§ **SET TASK**:
Report every line in the listing below where the string "text" shows up.

(Excerpt from a dataset)

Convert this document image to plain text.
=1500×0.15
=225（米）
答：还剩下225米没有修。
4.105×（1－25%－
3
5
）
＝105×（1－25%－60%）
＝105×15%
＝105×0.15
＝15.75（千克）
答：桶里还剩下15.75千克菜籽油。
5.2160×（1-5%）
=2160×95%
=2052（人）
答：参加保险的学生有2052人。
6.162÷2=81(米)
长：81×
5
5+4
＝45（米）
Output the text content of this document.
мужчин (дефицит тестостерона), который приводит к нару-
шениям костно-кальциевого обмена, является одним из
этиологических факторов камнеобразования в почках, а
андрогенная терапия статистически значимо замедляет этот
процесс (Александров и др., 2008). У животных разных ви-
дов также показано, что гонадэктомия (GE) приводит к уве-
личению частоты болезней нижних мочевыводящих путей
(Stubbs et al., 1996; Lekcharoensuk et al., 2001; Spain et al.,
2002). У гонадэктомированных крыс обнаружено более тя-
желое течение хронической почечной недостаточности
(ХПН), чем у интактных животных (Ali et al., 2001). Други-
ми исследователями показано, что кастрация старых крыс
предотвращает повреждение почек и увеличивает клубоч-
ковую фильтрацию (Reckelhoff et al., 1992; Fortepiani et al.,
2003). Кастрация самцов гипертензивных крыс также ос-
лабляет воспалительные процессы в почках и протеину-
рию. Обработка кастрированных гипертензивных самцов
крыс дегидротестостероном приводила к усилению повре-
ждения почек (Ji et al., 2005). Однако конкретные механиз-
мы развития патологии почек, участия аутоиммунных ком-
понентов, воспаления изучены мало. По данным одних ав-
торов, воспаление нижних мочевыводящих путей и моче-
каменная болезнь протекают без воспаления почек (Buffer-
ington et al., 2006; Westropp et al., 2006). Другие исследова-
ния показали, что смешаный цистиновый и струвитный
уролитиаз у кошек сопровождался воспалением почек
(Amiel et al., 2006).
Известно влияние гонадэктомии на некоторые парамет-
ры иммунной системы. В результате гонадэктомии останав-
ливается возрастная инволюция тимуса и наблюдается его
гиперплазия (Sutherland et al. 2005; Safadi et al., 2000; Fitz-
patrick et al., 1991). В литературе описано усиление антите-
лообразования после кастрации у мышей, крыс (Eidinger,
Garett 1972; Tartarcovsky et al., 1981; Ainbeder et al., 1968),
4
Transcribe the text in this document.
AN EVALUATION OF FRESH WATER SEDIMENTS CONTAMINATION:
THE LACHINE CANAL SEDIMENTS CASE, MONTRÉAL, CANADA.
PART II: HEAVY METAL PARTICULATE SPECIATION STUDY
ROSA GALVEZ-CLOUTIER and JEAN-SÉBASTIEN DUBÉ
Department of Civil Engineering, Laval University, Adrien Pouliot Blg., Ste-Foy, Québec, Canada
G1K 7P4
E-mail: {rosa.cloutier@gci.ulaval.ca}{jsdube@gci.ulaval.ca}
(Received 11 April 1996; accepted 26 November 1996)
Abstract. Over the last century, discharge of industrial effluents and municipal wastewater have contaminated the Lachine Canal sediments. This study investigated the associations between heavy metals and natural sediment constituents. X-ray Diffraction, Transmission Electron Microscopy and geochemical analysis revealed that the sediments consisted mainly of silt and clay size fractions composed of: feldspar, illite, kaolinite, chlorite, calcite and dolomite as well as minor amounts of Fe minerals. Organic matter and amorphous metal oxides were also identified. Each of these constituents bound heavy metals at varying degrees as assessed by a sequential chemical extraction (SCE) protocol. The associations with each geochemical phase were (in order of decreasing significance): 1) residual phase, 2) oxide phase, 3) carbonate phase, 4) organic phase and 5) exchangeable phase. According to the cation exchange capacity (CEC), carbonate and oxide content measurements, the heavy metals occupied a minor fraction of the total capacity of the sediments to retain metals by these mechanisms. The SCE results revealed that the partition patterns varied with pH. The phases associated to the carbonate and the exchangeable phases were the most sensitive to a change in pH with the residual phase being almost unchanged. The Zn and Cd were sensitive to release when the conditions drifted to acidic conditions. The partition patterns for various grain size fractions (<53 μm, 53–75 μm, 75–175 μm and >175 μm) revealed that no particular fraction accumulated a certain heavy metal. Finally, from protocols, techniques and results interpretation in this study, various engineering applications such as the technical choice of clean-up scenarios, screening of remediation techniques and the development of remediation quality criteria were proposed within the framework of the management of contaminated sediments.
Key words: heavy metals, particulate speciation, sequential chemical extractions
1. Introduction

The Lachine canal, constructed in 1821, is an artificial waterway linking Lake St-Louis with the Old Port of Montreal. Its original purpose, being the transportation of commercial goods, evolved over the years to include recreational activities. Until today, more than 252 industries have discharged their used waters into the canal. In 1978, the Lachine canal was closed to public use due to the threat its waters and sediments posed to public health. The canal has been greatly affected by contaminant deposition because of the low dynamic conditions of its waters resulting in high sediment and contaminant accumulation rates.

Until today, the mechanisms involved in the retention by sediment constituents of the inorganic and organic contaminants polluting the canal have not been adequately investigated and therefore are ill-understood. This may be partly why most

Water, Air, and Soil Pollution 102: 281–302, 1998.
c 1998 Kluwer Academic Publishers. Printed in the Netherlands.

§ **RESULT OF THIS TASK**:
Convert this document image to plain text.
Output the text content of this document.
Transcribe the text in this document.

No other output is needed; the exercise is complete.